▶ BRIEF
Check each line of the material below, and copy it if it holds the string "text".

▶ TASK INPUTS
• • • • • • •

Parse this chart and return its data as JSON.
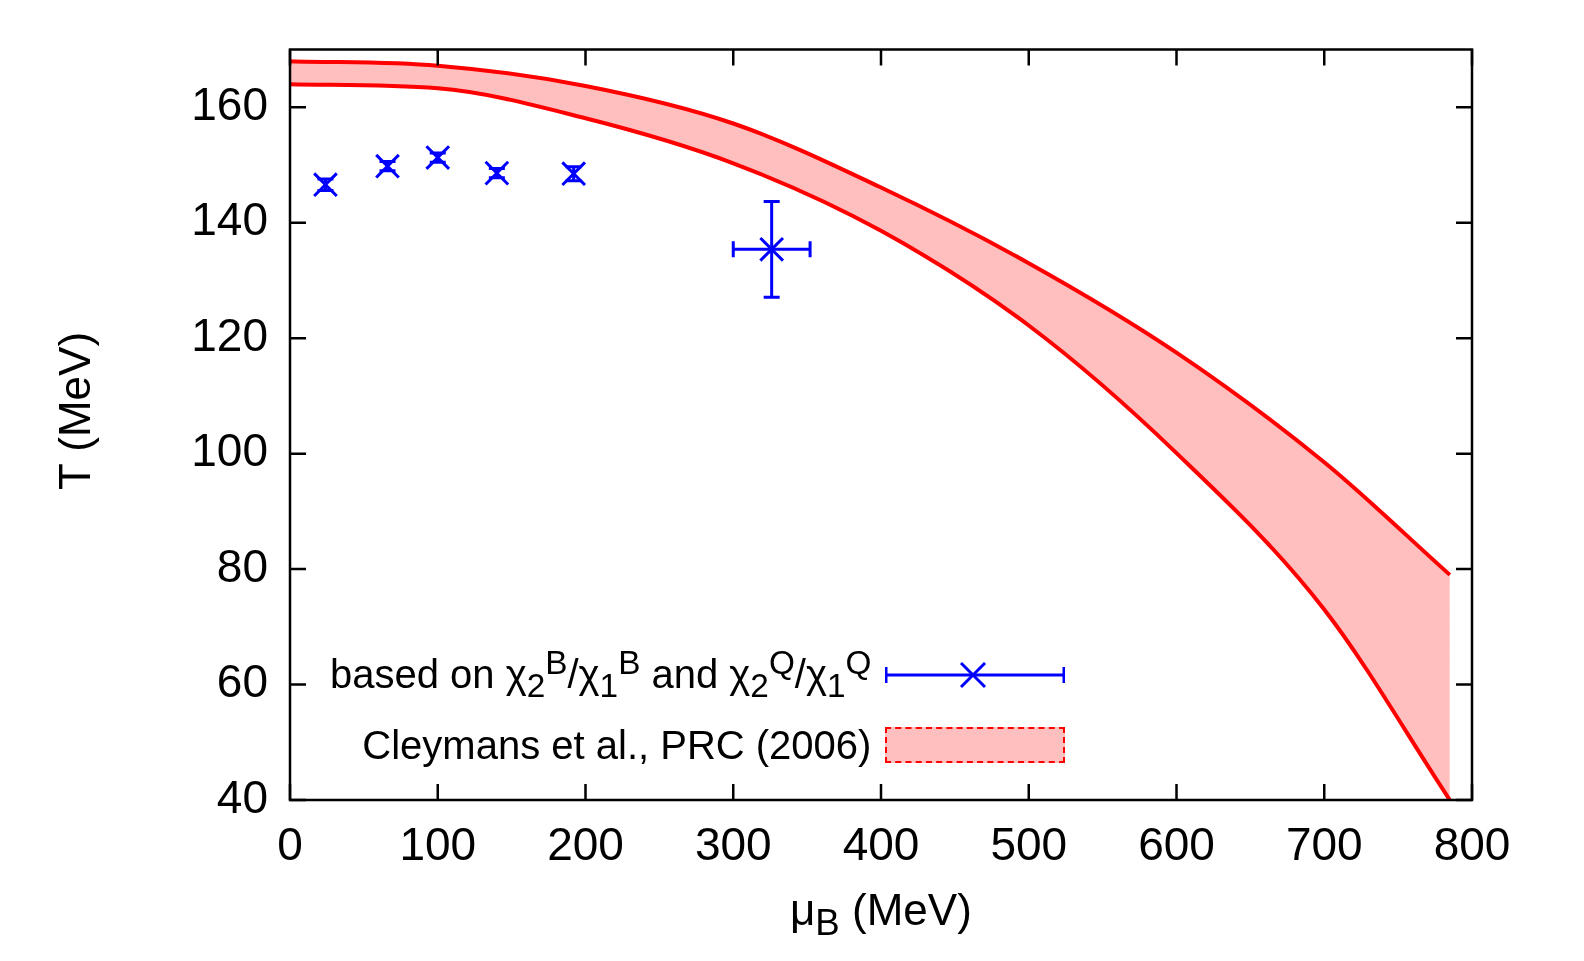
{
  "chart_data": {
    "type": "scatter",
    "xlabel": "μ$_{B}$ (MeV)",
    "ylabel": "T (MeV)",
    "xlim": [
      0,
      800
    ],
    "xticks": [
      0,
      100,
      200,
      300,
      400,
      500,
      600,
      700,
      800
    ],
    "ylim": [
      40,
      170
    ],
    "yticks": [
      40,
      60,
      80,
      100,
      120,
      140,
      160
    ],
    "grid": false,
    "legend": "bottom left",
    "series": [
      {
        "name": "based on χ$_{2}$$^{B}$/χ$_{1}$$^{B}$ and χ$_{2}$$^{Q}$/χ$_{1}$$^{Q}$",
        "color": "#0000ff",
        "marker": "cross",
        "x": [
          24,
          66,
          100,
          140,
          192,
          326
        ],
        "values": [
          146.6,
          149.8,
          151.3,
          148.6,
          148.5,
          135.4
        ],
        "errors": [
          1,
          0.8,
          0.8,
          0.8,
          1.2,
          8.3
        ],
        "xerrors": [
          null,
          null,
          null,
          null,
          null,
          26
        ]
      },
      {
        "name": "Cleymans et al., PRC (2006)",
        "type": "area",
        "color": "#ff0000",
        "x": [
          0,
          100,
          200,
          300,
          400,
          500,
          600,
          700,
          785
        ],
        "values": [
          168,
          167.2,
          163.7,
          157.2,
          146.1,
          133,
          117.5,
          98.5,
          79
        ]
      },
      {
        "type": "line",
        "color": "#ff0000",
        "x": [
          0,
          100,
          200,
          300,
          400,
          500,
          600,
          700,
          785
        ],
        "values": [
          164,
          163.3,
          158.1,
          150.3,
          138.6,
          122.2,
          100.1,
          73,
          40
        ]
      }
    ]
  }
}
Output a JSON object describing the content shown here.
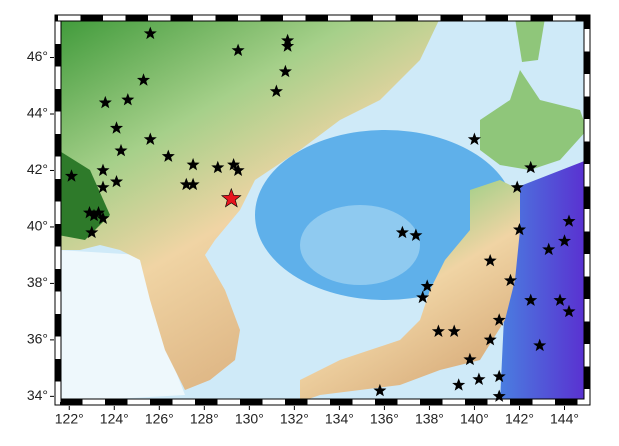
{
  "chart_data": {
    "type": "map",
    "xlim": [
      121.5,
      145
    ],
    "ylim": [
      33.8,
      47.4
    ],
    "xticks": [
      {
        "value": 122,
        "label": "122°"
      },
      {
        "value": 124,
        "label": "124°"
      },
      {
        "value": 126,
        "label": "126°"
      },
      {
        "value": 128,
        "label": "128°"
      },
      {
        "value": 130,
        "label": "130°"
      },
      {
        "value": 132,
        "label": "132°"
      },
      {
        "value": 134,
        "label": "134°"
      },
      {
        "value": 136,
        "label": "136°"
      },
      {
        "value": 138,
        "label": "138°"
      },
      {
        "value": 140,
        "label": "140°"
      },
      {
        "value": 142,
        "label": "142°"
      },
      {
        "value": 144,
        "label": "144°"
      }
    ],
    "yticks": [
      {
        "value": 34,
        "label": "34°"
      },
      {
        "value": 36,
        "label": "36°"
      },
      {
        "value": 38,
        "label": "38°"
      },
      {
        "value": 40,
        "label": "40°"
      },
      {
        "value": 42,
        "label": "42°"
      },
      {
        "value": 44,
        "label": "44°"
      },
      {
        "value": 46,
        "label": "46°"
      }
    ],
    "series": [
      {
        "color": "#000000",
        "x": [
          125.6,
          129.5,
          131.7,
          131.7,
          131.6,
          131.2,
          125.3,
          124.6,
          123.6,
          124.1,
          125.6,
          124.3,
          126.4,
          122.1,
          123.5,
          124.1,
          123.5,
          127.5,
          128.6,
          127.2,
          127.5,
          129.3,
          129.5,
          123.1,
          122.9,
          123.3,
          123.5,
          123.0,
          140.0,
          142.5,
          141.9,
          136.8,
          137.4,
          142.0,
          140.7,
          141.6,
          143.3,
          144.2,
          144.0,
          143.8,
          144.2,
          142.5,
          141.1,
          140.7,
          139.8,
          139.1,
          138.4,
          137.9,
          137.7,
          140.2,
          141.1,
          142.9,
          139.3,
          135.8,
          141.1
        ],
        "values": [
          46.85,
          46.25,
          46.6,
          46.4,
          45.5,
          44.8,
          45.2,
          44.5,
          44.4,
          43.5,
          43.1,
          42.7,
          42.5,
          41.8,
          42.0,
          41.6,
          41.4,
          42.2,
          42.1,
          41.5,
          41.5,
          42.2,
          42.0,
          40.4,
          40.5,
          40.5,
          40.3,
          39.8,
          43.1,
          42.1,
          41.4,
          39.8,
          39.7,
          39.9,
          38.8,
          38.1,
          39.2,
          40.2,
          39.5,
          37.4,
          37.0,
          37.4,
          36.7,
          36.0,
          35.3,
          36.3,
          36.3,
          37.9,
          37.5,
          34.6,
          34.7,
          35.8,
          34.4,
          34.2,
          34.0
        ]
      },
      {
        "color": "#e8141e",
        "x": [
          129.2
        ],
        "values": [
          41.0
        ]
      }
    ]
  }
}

• • • • • • •

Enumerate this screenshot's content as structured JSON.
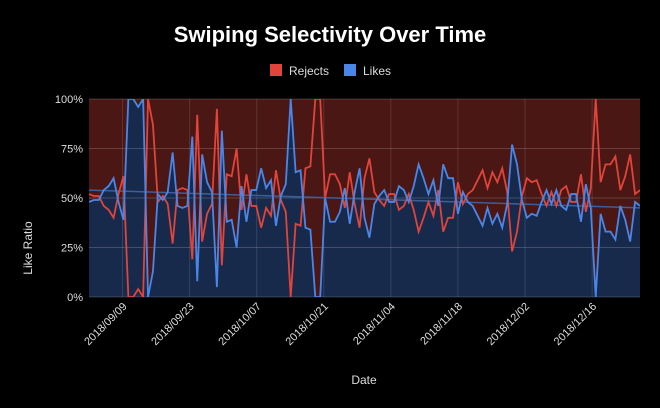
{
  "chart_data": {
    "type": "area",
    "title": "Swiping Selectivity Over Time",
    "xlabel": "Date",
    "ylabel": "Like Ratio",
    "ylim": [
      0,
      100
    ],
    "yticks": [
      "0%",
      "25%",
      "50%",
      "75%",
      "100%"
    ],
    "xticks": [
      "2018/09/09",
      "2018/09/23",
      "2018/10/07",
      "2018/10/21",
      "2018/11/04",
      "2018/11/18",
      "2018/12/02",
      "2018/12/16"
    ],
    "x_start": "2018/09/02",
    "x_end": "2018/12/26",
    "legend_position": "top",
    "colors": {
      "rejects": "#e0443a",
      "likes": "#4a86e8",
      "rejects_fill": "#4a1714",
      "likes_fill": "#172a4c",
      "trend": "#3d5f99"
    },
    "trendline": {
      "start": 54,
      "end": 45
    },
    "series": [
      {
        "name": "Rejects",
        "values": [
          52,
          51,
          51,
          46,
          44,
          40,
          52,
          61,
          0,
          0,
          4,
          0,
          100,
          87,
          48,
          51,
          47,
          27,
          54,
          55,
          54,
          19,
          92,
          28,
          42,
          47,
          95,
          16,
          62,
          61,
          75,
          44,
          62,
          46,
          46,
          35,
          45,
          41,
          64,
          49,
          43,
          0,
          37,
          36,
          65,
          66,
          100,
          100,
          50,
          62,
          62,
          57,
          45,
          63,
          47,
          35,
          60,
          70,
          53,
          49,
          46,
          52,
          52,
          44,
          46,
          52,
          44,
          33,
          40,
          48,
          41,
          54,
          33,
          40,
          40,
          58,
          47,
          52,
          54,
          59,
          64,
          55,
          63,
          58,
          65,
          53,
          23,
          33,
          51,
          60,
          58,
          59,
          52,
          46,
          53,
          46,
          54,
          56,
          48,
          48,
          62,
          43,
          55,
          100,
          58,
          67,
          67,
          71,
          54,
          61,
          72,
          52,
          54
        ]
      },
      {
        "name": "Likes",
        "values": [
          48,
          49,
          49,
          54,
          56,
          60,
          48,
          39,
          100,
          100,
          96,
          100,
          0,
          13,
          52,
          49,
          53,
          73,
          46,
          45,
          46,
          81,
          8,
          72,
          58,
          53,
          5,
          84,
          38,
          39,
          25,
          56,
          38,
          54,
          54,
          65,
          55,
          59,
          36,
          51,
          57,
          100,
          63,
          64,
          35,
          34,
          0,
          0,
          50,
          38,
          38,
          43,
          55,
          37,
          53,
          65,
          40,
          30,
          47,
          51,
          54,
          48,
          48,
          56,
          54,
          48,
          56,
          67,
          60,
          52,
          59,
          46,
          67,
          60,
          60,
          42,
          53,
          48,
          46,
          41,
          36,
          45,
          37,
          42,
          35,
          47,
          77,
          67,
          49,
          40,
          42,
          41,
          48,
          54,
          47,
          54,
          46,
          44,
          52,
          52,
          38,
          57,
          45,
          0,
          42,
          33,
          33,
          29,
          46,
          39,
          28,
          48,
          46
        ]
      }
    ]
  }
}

• • • • • • •

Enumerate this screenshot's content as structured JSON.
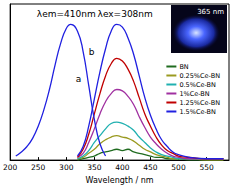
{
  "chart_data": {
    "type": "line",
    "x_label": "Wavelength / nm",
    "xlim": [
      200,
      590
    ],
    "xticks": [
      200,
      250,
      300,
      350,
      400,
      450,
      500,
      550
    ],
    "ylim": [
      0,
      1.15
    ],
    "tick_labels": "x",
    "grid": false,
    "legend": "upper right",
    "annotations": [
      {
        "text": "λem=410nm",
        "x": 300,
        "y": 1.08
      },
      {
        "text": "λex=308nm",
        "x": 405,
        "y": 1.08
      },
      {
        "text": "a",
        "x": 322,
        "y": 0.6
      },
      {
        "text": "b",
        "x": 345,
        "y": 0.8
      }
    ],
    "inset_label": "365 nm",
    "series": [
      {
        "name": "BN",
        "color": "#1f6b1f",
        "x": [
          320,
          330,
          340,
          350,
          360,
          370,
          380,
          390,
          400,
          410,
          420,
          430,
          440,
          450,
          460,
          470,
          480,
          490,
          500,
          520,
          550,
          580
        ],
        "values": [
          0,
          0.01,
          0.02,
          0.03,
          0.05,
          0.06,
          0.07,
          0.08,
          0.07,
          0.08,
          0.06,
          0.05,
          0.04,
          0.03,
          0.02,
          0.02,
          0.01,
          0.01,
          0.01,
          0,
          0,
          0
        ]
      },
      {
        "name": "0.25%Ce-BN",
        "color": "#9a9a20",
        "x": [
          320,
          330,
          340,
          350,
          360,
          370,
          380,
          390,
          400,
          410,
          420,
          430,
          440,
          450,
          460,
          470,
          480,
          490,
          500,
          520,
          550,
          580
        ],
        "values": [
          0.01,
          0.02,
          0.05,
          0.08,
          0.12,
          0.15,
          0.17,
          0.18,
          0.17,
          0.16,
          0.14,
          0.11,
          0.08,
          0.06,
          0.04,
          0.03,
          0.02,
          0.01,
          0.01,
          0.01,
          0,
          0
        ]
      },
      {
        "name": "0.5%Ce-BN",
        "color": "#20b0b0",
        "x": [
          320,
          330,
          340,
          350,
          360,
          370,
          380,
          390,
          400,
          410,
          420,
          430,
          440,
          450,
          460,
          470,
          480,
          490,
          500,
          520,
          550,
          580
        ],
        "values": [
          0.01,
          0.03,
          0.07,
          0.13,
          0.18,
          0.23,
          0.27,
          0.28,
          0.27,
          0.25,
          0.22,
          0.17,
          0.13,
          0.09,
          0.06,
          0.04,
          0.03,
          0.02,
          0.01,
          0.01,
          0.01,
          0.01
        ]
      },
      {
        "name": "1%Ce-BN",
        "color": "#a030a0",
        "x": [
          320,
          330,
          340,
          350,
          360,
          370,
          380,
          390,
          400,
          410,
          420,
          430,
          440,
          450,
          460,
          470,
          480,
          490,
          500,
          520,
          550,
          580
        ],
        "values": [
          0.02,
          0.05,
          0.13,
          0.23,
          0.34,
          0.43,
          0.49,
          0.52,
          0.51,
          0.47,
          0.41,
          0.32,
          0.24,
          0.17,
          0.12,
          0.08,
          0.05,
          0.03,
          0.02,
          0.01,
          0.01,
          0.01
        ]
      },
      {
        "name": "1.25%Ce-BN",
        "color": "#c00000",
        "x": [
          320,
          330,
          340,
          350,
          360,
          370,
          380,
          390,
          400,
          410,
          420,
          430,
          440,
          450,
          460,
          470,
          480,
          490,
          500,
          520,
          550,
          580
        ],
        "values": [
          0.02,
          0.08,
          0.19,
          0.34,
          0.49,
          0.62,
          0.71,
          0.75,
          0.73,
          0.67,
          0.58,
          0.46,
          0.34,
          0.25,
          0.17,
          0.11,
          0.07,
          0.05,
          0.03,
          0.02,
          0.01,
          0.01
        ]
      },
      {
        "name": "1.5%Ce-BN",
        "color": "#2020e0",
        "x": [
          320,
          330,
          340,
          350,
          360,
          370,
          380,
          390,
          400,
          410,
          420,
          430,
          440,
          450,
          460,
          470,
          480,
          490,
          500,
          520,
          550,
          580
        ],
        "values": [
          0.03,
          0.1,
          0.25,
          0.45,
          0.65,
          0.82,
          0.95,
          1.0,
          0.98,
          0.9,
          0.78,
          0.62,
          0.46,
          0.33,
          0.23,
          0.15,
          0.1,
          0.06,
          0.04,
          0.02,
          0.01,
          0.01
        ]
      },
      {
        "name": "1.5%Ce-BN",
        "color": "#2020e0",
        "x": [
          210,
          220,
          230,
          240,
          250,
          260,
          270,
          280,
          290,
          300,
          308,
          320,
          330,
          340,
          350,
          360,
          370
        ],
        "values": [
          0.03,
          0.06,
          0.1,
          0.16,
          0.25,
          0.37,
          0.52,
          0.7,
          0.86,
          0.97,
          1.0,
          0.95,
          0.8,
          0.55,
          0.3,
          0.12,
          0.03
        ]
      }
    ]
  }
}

• • • • • • •

▶ ANSWER TO THE EXERCISE
        "text": "λem=410nm",
        "text": "λex=308nm",
        "text": "a",
        "text": "b",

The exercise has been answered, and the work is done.